[Data entries]
>>
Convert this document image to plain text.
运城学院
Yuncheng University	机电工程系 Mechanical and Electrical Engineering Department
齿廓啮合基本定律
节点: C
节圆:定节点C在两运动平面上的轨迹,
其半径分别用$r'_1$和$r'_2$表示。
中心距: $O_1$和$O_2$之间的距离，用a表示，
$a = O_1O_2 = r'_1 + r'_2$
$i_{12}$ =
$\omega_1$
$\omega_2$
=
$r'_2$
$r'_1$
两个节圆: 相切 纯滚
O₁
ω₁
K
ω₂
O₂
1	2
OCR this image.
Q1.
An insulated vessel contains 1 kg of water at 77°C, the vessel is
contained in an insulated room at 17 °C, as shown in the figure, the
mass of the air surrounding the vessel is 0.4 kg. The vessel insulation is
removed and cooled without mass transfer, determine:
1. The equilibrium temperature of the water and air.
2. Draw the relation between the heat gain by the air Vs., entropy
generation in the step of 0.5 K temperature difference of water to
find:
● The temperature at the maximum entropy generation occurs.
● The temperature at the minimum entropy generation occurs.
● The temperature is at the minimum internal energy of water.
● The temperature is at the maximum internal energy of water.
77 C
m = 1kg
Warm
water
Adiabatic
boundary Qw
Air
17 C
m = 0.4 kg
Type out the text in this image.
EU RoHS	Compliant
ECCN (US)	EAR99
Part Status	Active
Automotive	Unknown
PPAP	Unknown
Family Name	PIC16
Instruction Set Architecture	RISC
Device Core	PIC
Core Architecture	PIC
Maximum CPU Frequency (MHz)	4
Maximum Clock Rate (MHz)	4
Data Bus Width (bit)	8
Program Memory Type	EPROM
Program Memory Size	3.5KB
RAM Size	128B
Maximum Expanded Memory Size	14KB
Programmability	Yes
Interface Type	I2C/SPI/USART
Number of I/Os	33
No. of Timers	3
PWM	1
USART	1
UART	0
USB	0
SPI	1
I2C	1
<<
Which lines above contain "generation"? Show each of them.

> The completed task:
generation in the step of 0.5 K temperature difference of water to
● The temperature at the maximum entropy generation occurs.
● The temperature at the minimum entropy generation occurs.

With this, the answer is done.